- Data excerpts
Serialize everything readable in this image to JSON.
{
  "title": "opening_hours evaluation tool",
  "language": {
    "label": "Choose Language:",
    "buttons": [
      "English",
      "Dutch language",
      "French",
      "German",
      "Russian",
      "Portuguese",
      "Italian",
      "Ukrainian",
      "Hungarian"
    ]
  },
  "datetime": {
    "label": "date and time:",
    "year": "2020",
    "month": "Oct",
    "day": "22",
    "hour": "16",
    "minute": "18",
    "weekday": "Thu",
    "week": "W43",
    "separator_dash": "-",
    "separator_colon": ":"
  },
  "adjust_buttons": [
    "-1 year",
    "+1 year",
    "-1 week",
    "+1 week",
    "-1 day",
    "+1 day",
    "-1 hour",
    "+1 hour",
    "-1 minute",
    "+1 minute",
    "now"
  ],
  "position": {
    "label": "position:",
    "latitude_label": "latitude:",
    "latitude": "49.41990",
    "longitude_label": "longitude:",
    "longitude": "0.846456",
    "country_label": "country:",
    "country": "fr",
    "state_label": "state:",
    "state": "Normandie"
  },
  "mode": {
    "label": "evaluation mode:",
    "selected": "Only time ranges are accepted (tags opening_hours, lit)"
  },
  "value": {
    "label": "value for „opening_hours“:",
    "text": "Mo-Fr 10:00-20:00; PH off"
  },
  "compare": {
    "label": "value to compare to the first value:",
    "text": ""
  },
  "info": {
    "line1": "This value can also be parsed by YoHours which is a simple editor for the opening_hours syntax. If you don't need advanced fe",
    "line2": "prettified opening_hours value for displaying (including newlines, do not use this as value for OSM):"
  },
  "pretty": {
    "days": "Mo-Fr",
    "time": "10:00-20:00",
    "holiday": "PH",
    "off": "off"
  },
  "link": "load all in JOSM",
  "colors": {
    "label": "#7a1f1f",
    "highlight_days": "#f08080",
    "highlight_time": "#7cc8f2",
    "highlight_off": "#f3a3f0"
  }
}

- What is being asked
Copy every line from the entries that contains the word "value".

- Worked solution
  "value": {
    "label": "value for „opening_hours“:",
    "label": "value to compare to the first value:",
    "line1": "This value can also be parsed by YoHours which is a simple editor for the opening_hours syntax. If you don't need advanced fe",
    "line2": "prettified opening_hours value for displaying (including newlines, do not use this as value for OSM):"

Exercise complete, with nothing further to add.